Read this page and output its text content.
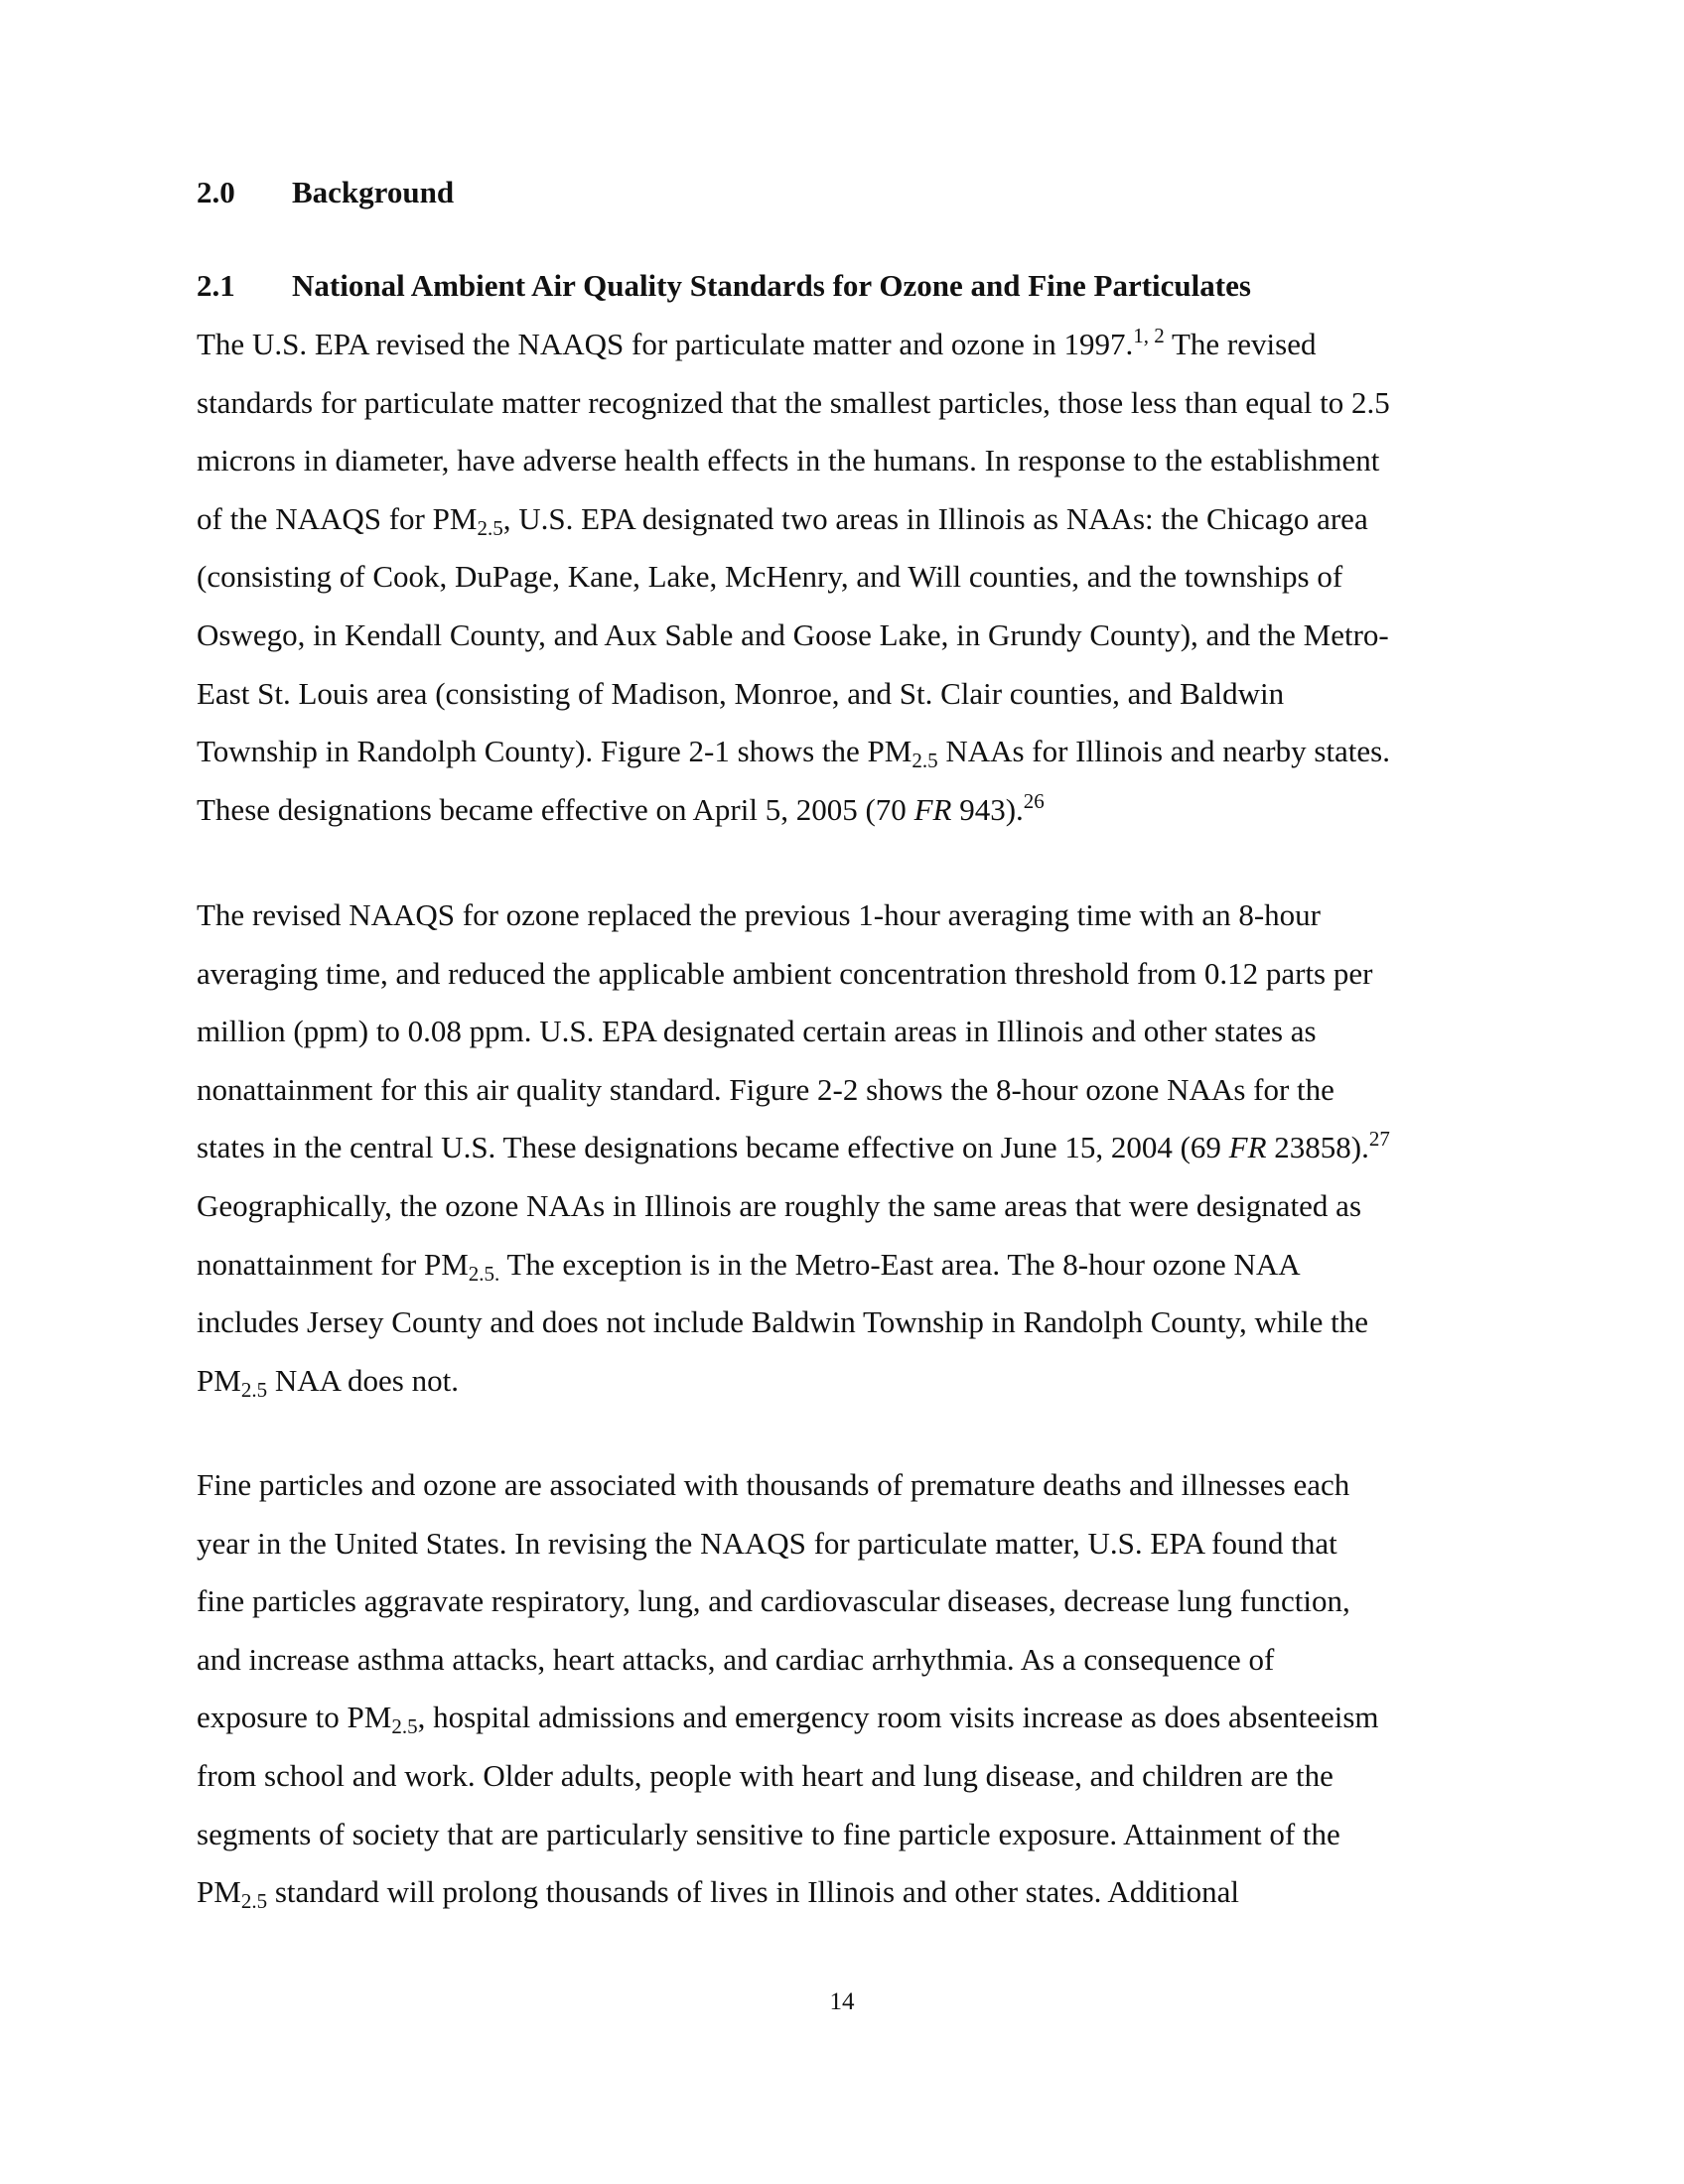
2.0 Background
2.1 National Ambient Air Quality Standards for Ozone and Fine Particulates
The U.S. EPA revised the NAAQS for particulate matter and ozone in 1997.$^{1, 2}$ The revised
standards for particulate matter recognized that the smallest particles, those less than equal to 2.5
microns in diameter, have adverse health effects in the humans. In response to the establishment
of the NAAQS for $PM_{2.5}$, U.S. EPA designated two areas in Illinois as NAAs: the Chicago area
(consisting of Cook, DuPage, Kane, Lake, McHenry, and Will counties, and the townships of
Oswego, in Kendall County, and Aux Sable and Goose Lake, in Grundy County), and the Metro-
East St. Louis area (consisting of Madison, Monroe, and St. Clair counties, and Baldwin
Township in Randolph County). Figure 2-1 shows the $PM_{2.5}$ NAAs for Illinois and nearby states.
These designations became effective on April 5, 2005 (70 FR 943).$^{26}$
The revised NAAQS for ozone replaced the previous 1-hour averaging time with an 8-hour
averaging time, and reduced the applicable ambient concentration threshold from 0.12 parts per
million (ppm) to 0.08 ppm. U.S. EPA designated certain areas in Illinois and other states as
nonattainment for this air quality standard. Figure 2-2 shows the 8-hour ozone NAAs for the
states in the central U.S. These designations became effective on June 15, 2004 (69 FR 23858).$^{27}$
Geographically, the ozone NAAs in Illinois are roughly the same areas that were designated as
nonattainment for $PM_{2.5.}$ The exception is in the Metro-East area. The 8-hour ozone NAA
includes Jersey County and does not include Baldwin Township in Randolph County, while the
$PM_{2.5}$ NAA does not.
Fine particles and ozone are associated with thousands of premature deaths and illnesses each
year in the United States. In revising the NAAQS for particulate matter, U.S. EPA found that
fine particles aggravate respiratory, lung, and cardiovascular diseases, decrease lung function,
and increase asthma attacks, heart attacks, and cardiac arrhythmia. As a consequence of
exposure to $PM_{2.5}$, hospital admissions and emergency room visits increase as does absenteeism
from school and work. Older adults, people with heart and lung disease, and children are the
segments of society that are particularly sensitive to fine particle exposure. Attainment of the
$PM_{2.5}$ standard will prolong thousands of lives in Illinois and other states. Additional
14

---

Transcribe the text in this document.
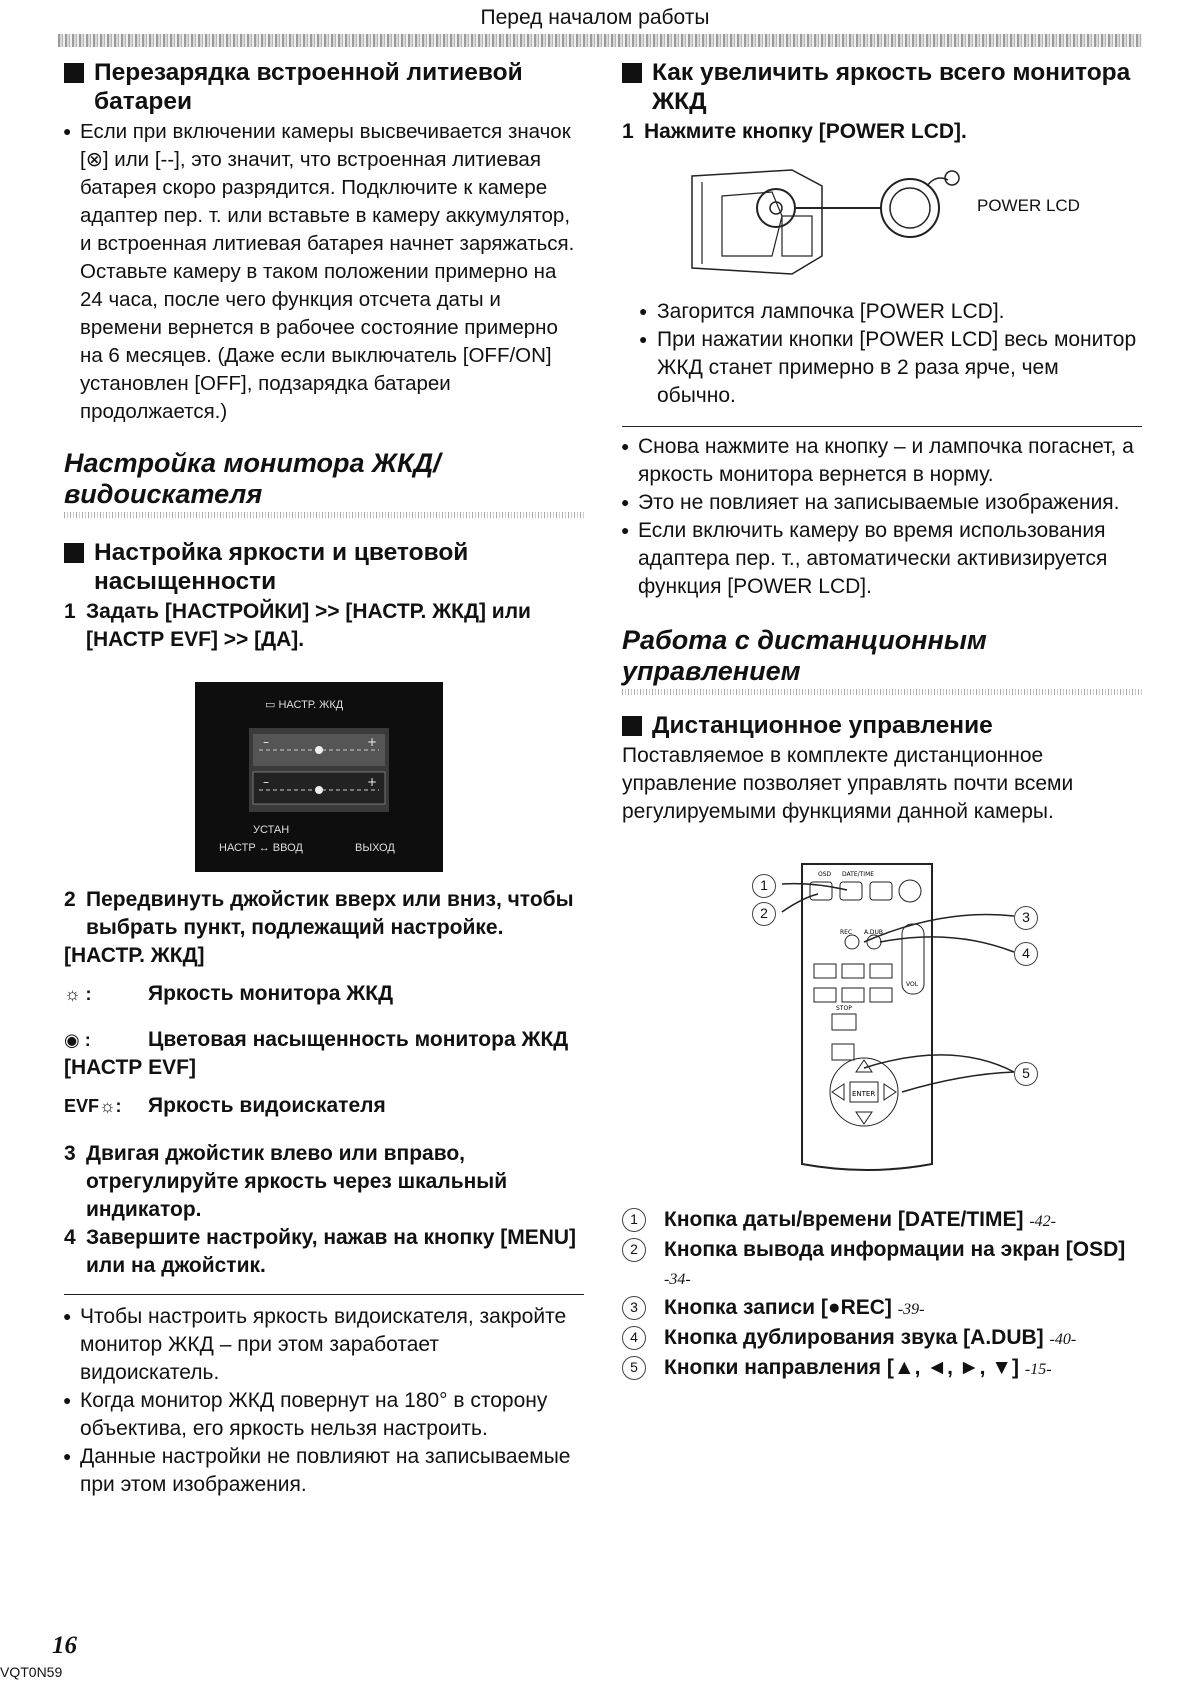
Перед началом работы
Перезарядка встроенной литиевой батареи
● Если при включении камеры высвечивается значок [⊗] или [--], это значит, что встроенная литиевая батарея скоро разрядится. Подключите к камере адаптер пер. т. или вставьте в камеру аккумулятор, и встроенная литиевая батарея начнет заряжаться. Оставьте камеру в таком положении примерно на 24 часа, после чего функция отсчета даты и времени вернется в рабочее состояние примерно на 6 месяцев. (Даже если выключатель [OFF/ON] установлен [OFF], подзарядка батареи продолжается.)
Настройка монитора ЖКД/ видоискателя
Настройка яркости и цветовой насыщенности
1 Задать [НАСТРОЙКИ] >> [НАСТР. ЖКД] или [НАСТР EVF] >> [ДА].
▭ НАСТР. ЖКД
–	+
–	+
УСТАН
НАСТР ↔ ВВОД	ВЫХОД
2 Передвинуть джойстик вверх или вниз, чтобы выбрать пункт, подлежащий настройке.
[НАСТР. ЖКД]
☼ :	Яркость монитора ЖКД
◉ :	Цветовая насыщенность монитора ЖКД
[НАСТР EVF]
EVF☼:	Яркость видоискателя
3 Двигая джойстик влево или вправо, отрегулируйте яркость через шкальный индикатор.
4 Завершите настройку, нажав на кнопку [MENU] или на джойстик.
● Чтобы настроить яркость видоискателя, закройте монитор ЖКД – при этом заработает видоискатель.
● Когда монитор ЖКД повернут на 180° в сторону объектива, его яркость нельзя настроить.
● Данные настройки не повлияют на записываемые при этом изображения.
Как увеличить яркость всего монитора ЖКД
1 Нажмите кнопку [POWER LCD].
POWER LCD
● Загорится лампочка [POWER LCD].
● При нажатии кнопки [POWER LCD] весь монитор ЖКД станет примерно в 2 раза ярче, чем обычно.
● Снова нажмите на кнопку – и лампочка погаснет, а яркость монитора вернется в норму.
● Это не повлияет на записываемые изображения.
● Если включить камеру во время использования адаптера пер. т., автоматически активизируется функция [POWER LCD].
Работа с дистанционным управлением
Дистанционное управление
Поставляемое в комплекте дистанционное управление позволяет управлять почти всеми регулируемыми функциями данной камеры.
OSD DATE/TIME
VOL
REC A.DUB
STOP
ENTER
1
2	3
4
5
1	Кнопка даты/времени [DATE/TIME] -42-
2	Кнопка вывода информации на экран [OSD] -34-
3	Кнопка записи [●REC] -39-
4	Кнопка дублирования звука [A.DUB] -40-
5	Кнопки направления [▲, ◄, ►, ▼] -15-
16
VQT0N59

Description of the task:
Of the lines in the data above, how many contain the word "Randolph"? Give only that figure.

Answer to this task:
2